* WHAT YOU NEED TO DO *
Identify every line in the records that contains the string "category", and copy each of those lines.

— start DATASET ENTRIES —

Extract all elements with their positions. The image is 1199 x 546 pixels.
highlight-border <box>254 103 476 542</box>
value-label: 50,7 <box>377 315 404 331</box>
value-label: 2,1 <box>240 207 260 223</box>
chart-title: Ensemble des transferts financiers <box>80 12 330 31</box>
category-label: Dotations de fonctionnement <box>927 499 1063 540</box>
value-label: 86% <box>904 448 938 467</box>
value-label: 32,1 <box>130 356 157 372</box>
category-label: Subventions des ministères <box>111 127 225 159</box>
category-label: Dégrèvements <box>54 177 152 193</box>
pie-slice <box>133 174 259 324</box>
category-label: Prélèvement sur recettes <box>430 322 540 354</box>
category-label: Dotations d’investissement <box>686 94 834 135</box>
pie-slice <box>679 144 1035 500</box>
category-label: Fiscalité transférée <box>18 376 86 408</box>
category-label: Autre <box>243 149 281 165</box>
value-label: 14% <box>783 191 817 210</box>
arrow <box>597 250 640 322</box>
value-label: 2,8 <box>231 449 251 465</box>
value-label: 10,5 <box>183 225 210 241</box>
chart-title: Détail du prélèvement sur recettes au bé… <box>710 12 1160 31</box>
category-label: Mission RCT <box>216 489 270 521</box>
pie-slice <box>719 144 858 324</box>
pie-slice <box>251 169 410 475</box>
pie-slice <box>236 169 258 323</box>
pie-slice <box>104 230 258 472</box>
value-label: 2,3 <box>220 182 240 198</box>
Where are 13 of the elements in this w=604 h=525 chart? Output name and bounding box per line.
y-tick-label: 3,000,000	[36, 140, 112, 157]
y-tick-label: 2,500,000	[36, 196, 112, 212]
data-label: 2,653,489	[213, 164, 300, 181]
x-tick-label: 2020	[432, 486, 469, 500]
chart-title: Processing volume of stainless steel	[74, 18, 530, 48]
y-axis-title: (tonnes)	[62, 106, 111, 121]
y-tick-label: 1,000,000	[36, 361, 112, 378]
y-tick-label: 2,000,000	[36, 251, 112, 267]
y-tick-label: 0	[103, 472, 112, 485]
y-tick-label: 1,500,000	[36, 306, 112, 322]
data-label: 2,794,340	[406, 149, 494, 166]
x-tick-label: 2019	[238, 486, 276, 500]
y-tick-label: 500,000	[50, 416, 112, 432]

— end DATASET ENTRIES —

* TASK OUTPUT *
category-label: Dotations de fonctionnement <box>927 499 1063 540</box>
category-label: Subventions des ministères <box>111 127 225 159</box>
category-label: Dégrèvements <box>54 177 152 193</box>
category-label: Prélèvement sur recettes <box>430 322 540 354</box>
category-label: Dotations d’investissement <box>686 94 834 135</box>
category-label: Fiscalité transférée <box>18 376 86 408</box>
category-label: Autre <box>243 149 281 165</box>
category-label: Mission RCT <box>216 489 270 521</box>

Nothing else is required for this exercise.